PROBLEM DESCRIPTION:
Go through the listing and copy every line word for word.

Entries taken from a collection
## START

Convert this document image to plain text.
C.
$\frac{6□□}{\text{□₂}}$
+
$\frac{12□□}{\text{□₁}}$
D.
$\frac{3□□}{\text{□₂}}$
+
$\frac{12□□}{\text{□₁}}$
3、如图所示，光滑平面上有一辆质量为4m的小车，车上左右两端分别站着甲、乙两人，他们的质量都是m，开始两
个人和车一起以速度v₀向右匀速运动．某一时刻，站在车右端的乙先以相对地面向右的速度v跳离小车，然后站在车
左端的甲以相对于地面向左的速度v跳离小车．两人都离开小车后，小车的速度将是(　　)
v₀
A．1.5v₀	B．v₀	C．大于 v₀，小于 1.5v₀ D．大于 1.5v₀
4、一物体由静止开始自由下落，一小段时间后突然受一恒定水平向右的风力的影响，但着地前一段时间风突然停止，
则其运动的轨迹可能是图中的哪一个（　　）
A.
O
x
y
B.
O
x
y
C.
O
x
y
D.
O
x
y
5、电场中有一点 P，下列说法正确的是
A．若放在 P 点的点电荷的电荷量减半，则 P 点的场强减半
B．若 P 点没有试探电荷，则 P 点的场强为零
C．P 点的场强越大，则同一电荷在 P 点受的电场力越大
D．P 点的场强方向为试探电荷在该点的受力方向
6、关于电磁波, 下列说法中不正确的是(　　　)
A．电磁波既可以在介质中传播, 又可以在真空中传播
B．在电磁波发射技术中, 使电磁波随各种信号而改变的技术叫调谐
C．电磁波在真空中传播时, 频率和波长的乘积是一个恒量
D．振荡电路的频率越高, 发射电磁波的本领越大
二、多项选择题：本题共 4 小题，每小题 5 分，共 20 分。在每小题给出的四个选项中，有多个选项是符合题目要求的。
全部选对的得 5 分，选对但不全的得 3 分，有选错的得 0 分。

## END

RESPONSE BELOW:
Convert this document image to plain text.
C.
$\frac{6□□}{\text{□₂}}$
+
$\frac{12□□}{\text{□₁}}$
D.
$\frac{3□□}{\text{□₂}}$
+
$\frac{12□□}{\text{□₁}}$
3、如图所示，光滑平面上有一辆质量为4m的小车，车上左右两端分别站着甲、乙两人，他们的质量都是m，开始两
个人和车一起以速度v₀向右匀速运动．某一时刻，站在车右端的乙先以相对地面向右的速度v跳离小车，然后站在车
左端的甲以相对于地面向左的速度v跳离小车．两人都离开小车后，小车的速度将是(　　)
v₀
A．1.5v₀	B．v₀	C．大于 v₀，小于 1.5v₀ D．大于 1.5v₀
4、一物体由静止开始自由下落，一小段时间后突然受一恒定水平向右的风力的影响，但着地前一段时间风突然停止，
则其运动的轨迹可能是图中的哪一个（　　）
A.
O
x
y
B.
O
x
y
C.
O
x
y
D.
O
x
y
5、电场中有一点 P，下列说法正确的是
A．若放在 P 点的点电荷的电荷量减半，则 P 点的场强减半
B．若 P 点没有试探电荷，则 P 点的场强为零
C．P 点的场强越大，则同一电荷在 P 点受的电场力越大
D．P 点的场强方向为试探电荷在该点的受力方向
6、关于电磁波, 下列说法中不正确的是(　　　)
A．电磁波既可以在介质中传播, 又可以在真空中传播
B．在电磁波发射技术中, 使电磁波随各种信号而改变的技术叫调谐
C．电磁波在真空中传播时, 频率和波长的乘积是一个恒量
D．振荡电路的频率越高, 发射电磁波的本领越大
二、多项选择题：本题共 4 小题，每小题 5 分，共 20 分。在每小题给出的四个选项中，有多个选项是符合题目要求的。
全部选对的得 5 分，选对但不全的得 3 分，有选错的得 0 分。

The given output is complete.